— begin SUPPLIED INFORMATION —

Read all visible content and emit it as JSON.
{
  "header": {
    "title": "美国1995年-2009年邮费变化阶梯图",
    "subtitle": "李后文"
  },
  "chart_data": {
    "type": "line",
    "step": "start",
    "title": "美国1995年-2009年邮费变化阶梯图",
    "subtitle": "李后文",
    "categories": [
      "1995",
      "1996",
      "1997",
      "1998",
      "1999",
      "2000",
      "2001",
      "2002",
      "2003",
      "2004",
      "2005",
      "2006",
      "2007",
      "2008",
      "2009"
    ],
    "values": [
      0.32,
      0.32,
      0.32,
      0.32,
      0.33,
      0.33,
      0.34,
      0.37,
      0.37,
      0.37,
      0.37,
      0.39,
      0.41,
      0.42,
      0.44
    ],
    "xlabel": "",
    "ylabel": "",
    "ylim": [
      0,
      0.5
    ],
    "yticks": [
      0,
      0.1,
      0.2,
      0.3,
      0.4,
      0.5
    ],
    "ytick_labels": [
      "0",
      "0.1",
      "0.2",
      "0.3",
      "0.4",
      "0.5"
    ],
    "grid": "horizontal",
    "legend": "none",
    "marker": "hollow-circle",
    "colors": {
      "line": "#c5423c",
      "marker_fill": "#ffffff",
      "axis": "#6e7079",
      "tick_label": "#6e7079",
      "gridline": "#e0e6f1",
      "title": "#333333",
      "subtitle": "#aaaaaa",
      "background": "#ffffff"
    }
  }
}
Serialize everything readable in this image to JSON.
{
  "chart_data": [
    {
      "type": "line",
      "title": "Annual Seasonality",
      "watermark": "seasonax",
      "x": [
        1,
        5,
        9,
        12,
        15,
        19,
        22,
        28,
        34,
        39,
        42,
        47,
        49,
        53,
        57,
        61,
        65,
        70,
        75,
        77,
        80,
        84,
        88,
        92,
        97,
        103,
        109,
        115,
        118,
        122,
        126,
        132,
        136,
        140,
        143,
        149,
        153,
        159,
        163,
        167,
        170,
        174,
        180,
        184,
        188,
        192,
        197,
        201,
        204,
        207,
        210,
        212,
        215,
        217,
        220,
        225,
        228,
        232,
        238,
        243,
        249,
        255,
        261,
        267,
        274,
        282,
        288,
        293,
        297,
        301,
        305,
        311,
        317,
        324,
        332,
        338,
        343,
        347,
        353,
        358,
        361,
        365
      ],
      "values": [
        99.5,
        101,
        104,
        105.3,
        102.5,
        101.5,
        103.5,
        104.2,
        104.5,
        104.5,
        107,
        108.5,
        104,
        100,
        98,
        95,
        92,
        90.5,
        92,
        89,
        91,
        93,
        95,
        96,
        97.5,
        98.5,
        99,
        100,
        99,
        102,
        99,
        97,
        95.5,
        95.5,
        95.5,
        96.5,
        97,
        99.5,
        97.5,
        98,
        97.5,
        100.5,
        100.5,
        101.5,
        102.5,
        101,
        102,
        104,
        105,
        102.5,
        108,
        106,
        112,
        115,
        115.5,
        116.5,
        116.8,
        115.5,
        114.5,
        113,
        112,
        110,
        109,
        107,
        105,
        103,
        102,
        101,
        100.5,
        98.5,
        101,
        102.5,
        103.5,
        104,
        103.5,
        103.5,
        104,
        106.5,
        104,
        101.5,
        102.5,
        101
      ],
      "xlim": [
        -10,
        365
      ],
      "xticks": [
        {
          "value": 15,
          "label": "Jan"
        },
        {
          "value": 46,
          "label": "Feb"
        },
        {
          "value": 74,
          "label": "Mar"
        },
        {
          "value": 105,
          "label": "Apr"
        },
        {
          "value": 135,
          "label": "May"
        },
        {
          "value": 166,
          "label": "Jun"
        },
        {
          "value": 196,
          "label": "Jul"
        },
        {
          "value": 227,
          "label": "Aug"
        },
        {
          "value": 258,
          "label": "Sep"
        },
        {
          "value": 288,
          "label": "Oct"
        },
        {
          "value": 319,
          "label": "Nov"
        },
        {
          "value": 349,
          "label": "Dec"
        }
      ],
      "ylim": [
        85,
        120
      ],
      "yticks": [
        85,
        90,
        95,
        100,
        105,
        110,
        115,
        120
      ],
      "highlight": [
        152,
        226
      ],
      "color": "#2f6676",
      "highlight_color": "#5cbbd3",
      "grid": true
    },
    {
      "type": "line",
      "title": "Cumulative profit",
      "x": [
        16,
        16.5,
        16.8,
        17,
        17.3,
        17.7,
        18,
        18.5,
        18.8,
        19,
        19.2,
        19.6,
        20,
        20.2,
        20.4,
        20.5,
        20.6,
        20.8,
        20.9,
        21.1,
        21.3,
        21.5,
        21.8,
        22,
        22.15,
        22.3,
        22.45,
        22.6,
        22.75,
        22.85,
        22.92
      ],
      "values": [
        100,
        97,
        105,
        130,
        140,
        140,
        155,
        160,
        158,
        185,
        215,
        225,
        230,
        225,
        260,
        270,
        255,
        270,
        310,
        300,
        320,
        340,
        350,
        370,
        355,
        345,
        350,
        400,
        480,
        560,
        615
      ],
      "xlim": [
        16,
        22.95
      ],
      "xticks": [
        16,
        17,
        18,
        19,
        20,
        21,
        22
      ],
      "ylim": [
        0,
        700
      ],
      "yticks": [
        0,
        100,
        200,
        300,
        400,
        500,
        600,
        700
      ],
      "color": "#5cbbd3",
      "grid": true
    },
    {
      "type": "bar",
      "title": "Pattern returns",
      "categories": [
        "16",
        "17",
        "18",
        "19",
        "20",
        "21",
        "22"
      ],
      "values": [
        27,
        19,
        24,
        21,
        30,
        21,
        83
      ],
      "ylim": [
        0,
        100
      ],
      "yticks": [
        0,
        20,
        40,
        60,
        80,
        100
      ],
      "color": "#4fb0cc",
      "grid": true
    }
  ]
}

— end SUPPLIED INFORMATION —

Transcribe each entry exactly.

Read all visible content and emit it as JSON.
{
  "header": {
    "title": "美国1995年-2009年邮费变化阶梯图",
    "subtitle": "李后文"
  },
  "chart_data": {
    "type": "line",
    "step": "start",
    "title": "美国1995年-2009年邮费变化阶梯图",
    "subtitle": "李后文",
    "categories": [
      "1995",
      "1996",
      "1997",
      "1998",
      "1999",
      "2000",
      "2001",
      "2002",
      "2003",
      "2004",
      "2005",
      "2006",
      "2007",
      "2008",
      "2009"
    ],
    "values": [
      0.32,
      0.32,
      0.32,
      0.32,
      0.33,
      0.33,
      0.34,
      0.37,
      0.37,
      0.37,
      0.37,
      0.39,
      0.41,
      0.42,
      0.44
    ],
    "xlabel": "",
    "ylabel": "",
    "ylim": [
      0,
      0.5
    ],
    "yticks": [
      0,
      0.1,
      0.2,
      0.3,
      0.4,
      0.5
    ],
    "ytick_labels": [
      "0",
      "0.1",
      "0.2",
      "0.3",
      "0.4",
      "0.5"
    ],
    "grid": "horizontal",
    "legend": "none",
    "marker": "hollow-circle",
    "colors": {
      "line": "#c5423c",
      "marker_fill": "#ffffff",
      "axis": "#6e7079",
      "tick_label": "#6e7079",
      "gridline": "#e0e6f1",
      "title": "#333333",
      "subtitle": "#aaaaaa",
      "background": "#ffffff"
    }
  }
}
Serialize everything readable in this image to JSON.
{
  "chart_data": [
    {
      "type": "line",
      "title": "Annual Seasonality",
      "watermark": "seasonax",
      "x": [
        1,
        5,
        9,
        12,
        15,
        19,
        22,
        28,
        34,
        39,
        42,
        47,
        49,
        53,
        57,
        61,
        65,
        70,
        75,
        77,
        80,
        84,
        88,
        92,
        97,
        103,
        109,
        115,
        118,
        122,
        126,
        132,
        136,
        140,
        143,
        149,
        153,
        159,
        163,
        167,
        170,
        174,
        180,
        184,
        188,
        192,
        197,
        201,
        204,
        207,
        210,
        212,
        215,
        217,
        220,
        225,
        228,
        232,
        238,
        243,
        249,
        255,
        261,
        267,
        274,
        282,
        288,
        293,
        297,
        301,
        305,
        311,
        317,
        324,
        332,
        338,
        343,
        347,
        353,
        358,
        361,
        365
      ],
      "values": [
        99.5,
        101,
        104,
        105.3,
        102.5,
        101.5,
        103.5,
        104.2,
        104.5,
        104.5,
        107,
        108.5,
        104,
        100,
        98,
        95,
        92,
        90.5,
        92,
        89,
        91,
        93,
        95,
        96,
        97.5,
        98.5,
        99,
        100,
        99,
        102,
        99,
        97,
        95.5,
        95.5,
        95.5,
        96.5,
        97,
        99.5,
        97.5,
        98,
        97.5,
        100.5,
        100.5,
        101.5,
        102.5,
        101,
        102,
        104,
        105,
        102.5,
        108,
        106,
        112,
        115,
        115.5,
        116.5,
        116.8,
        115.5,
        114.5,
        113,
        112,
        110,
        109,
        107,
        105,
        103,
        102,
        101,
        100.5,
        98.5,
        101,
        102.5,
        103.5,
        104,
        103.5,
        103.5,
        104,
        106.5,
        104,
        101.5,
        102.5,
        101
      ],
      "xlim": [
        -10,
        365
      ],
      "xticks": [
        {
          "value": 15,
          "label": "Jan"
        },
        {
          "value": 46,
          "label": "Feb"
        },
        {
          "value": 74,
          "label": "Mar"
        },
        {
          "value": 105,
          "label": "Apr"
        },
        {
          "value": 135,
          "label": "May"
        },
        {
          "value": 166,
          "label": "Jun"
        },
        {
          "value": 196,
          "label": "Jul"
        },
        {
          "value": 227,
          "label": "Aug"
        },
        {
          "value": 258,
          "label": "Sep"
        },
        {
          "value": 288,
          "label": "Oct"
        },
        {
          "value": 319,
          "label": "Nov"
        },
        {
          "value": 349,
          "label": "Dec"
        }
      ],
      "ylim": [
        85,
        120
      ],
      "yticks": [
        85,
        90,
        95,
        100,
        105,
        110,
        115,
        120
      ],
      "highlight": [
        152,
        226
      ],
      "color": "#2f6676",
      "highlight_color": "#5cbbd3",
      "grid": true
    },
    {
      "type": "line",
      "title": "Cumulative profit",
      "x": [
        16,
        16.5,
        16.8,
        17,
        17.3,
        17.7,
        18,
        18.5,
        18.8,
        19,
        19.2,
        19.6,
        20,
        20.2,
        20.4,
        20.5,
        20.6,
        20.8,
        20.9,
        21.1,
        21.3,
        21.5,
        21.8,
        22,
        22.15,
        22.3,
        22.45,
        22.6,
        22.75,
        22.85,
        22.92
      ],
      "values": [
        100,
        97,
        105,
        130,
        140,
        140,
        155,
        160,
        158,
        185,
        215,
        225,
        230,
        225,
        260,
        270,
        255,
        270,
        310,
        300,
        320,
        340,
        350,
        370,
        355,
        345,
        350,
        400,
        480,
        560,
        615
      ],
      "xlim": [
        16,
        22.95
      ],
      "xticks": [
        16,
        17,
        18,
        19,
        20,
        21,
        22
      ],
      "ylim": [
        0,
        700
      ],
      "yticks": [
        0,
        100,
        200,
        300,
        400,
        500,
        600,
        700
      ],
      "color": "#5cbbd3",
      "grid": true
    },
    {
      "type": "bar",
      "title": "Pattern returns",
      "categories": [
        "16",
        "17",
        "18",
        "19",
        "20",
        "21",
        "22"
      ],
      "values": [
        27,
        19,
        24,
        21,
        30,
        21,
        83
      ],
      "ylim": [
        0,
        100
      ],
      "yticks": [
        0,
        20,
        40,
        60,
        80,
        100
      ],
      "color": "#4fb0cc",
      "grid": true
    }
  ]
}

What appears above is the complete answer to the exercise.